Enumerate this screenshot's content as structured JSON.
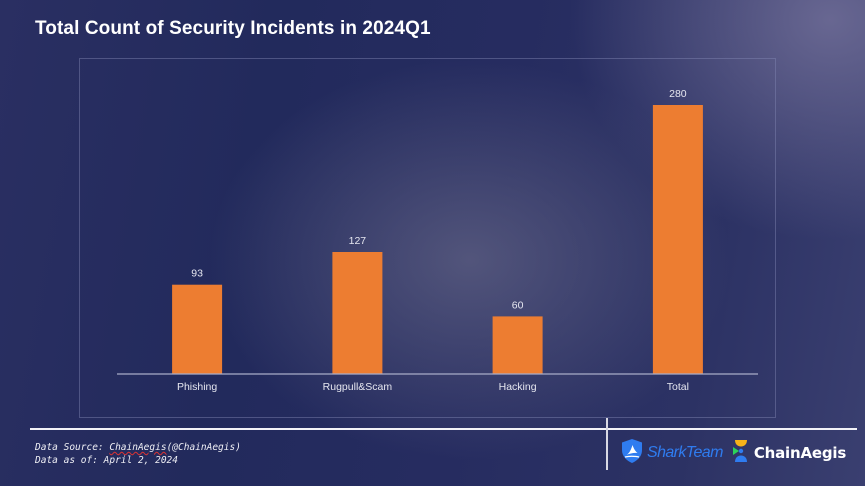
{
  "chart_data": {
    "type": "bar",
    "title": "Total Count of Security Incidents in 2024Q1",
    "categories": [
      "Phishing",
      "Rugpull&Scam",
      "Hacking",
      "Total"
    ],
    "values": [
      93,
      127,
      60,
      280
    ],
    "data_labels": [
      "93",
      "127",
      "60",
      "280"
    ],
    "xlabel": "",
    "ylabel": "",
    "ylim": [
      0,
      280
    ],
    "grid": false,
    "legend": "none",
    "bar_color": "#ed7d31"
  },
  "footer": {
    "source_prefix": "Data Source: ",
    "source_name": "ChainAegis",
    "source_handle": "(@ChainAegis)",
    "as_of": "Data as of: April 2, 2024"
  },
  "logos": {
    "sharkteam": "SharkTeam",
    "chainaegis": "ChainAegis"
  }
}
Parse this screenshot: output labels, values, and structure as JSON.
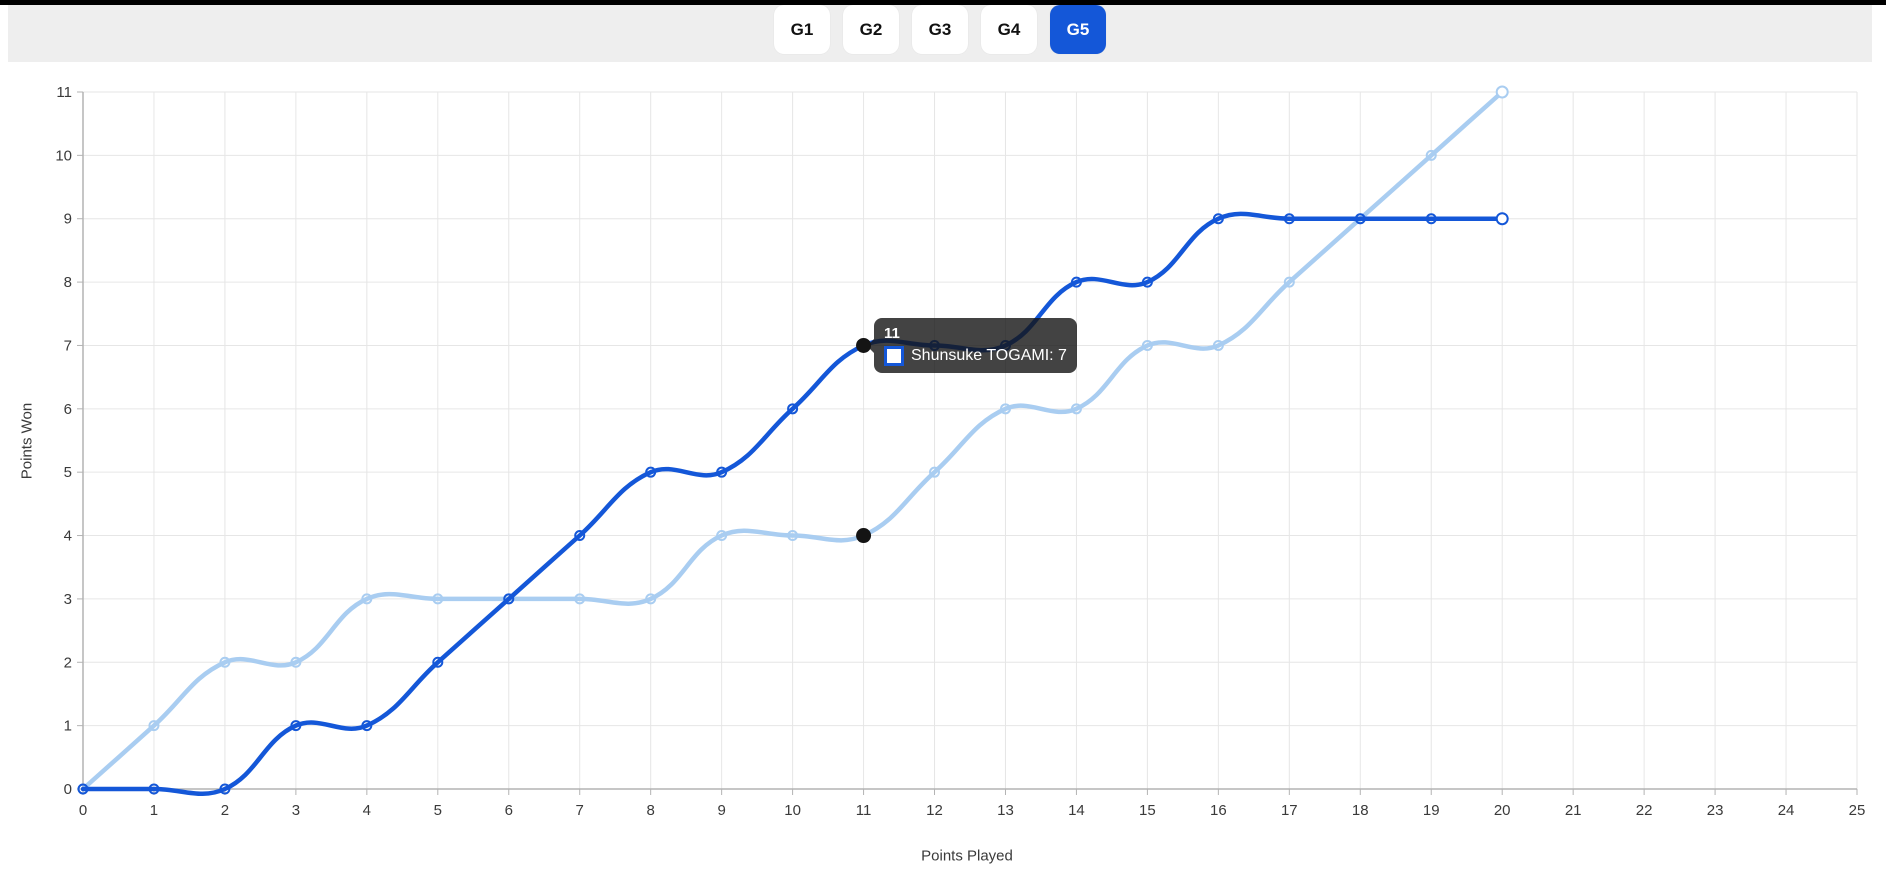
{
  "tabs": [
    {
      "label": "G1",
      "active": false
    },
    {
      "label": "G2",
      "active": false
    },
    {
      "label": "G3",
      "active": false
    },
    {
      "label": "G4",
      "active": false
    },
    {
      "label": "G5",
      "active": true
    }
  ],
  "colors": {
    "accent": "#1457d8",
    "tab_bar_bg": "#eeeeee",
    "top_bar": "#000000",
    "dark_series": "#1457d8",
    "light_series": "#a9cdf1",
    "grid": "#e6e6e6",
    "axis": "#b3b3b3",
    "tick_text": "#3a3a3a",
    "tooltip_bg": "rgba(20,20,20,0.8)",
    "highlight_dot": "#141414",
    "marker_fill": "#ffffff"
  },
  "tooltip": {
    "title": "11",
    "line": "Shunsuke TOGAMI: 7"
  },
  "chart_data": {
    "type": "line",
    "title": "",
    "xlabel": "Points Played",
    "ylabel": "Points Won",
    "x": [
      0,
      1,
      2,
      3,
      4,
      5,
      6,
      7,
      8,
      9,
      10,
      11,
      12,
      13,
      14,
      15,
      16,
      17,
      18,
      19,
      20
    ],
    "series": [
      {
        "id": "series-light",
        "label": "",
        "color": "#a9cdf1",
        "values": [
          0,
          1,
          2,
          2,
          3,
          3,
          3,
          3,
          3,
          4,
          4,
          4,
          5,
          6,
          6,
          7,
          7,
          8,
          9,
          10,
          11
        ]
      },
      {
        "id": "series-togami",
        "label": "Shunsuke TOGAMI",
        "color": "#1457d8",
        "values": [
          0,
          0,
          0,
          1,
          1,
          2,
          3,
          4,
          5,
          5,
          6,
          7,
          7,
          7,
          8,
          8,
          9,
          9,
          9,
          9,
          9
        ]
      }
    ],
    "xlim": [
      0,
      25
    ],
    "ylim": [
      0,
      11
    ],
    "x_ticks": [
      0,
      1,
      2,
      3,
      4,
      5,
      6,
      7,
      8,
      9,
      10,
      11,
      12,
      13,
      14,
      15,
      16,
      17,
      18,
      19,
      20,
      21,
      22,
      23,
      24,
      25
    ],
    "y_ticks": [
      0,
      1,
      2,
      3,
      4,
      5,
      6,
      7,
      8,
      9,
      10,
      11
    ],
    "grid": true,
    "legend_position": "none",
    "line_tension": 0.4,
    "highlight": {
      "x": 11,
      "values": [
        4,
        7
      ]
    }
  }
}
------------------------------------------------------------------------
Repeat the material above word for word and skip every image in it.

Enumerate this screenshot's content as structured JSON.
{
  "chart_data": {
    "type": "bar",
    "title": "Total Count of Security Incidents in 2024Q1",
    "categories": [
      "Phishing",
      "Rugpull&Scam",
      "Hacking",
      "Total"
    ],
    "values": [
      93,
      127,
      60,
      280
    ],
    "data_labels": [
      "93",
      "127",
      "60",
      "280"
    ],
    "xlabel": "",
    "ylabel": "",
    "ylim": [
      0,
      280
    ],
    "grid": false,
    "legend": "none",
    "bar_color": "#ed7d31"
  },
  "footer": {
    "source_prefix": "Data Source: ",
    "source_name": "ChainAegis",
    "source_handle": "(@ChainAegis)",
    "as_of": "Data as of: April 2, 2024"
  },
  "logos": {
    "sharkteam": "SharkTeam",
    "chainaegis": "ChainAegis"
  }
}
Parse this screenshot: output labels, values, and structure as JSON.
{
  "tabs": [
    {
      "label": "G1",
      "active": false
    },
    {
      "label": "G2",
      "active": false
    },
    {
      "label": "G3",
      "active": false
    },
    {
      "label": "G4",
      "active": false
    },
    {
      "label": "G5",
      "active": true
    }
  ],
  "colors": {
    "accent": "#1457d8",
    "tab_bar_bg": "#eeeeee",
    "top_bar": "#000000",
    "dark_series": "#1457d8",
    "light_series": "#a9cdf1",
    "grid": "#e6e6e6",
    "axis": "#b3b3b3",
    "tick_text": "#3a3a3a",
    "tooltip_bg": "rgba(20,20,20,0.8)",
    "highlight_dot": "#141414",
    "marker_fill": "#ffffff"
  },
  "tooltip": {
    "title": "11",
    "line": "Shunsuke TOGAMI: 7"
  },
  "chart_data": {
    "type": "line",
    "title": "",
    "xlabel": "Points Played",
    "ylabel": "Points Won",
    "x": [
      0,
      1,
      2,
      3,
      4,
      5,
      6,
      7,
      8,
      9,
      10,
      11,
      12,
      13,
      14,
      15,
      16,
      17,
      18,
      19,
      20
    ],
    "series": [
      {
        "id": "series-light",
        "label": "",
        "color": "#a9cdf1",
        "values": [
          0,
          1,
          2,
          2,
          3,
          3,
          3,
          3,
          3,
          4,
          4,
          4,
          5,
          6,
          6,
          7,
          7,
          8,
          9,
          10,
          11
        ]
      },
      {
        "id": "series-togami",
        "label": "Shunsuke TOGAMI",
        "color": "#1457d8",
        "values": [
          0,
          0,
          0,
          1,
          1,
          2,
          3,
          4,
          5,
          5,
          6,
          7,
          7,
          7,
          8,
          8,
          9,
          9,
          9,
          9,
          9
        ]
      }
    ],
    "xlim": [
      0,
      25
    ],
    "ylim": [
      0,
      11
    ],
    "x_ticks": [
      0,
      1,
      2,
      3,
      4,
      5,
      6,
      7,
      8,
      9,
      10,
      11,
      12,
      13,
      14,
      15,
      16,
      17,
      18,
      19,
      20,
      21,
      22,
      23,
      24,
      25
    ],
    "y_ticks": [
      0,
      1,
      2,
      3,
      4,
      5,
      6,
      7,
      8,
      9,
      10,
      11
    ],
    "grid": true,
    "legend_position": "none",
    "line_tension": 0.4,
    "highlight": {
      "x": 11,
      "values": [
        4,
        7
      ]
    }
  }
}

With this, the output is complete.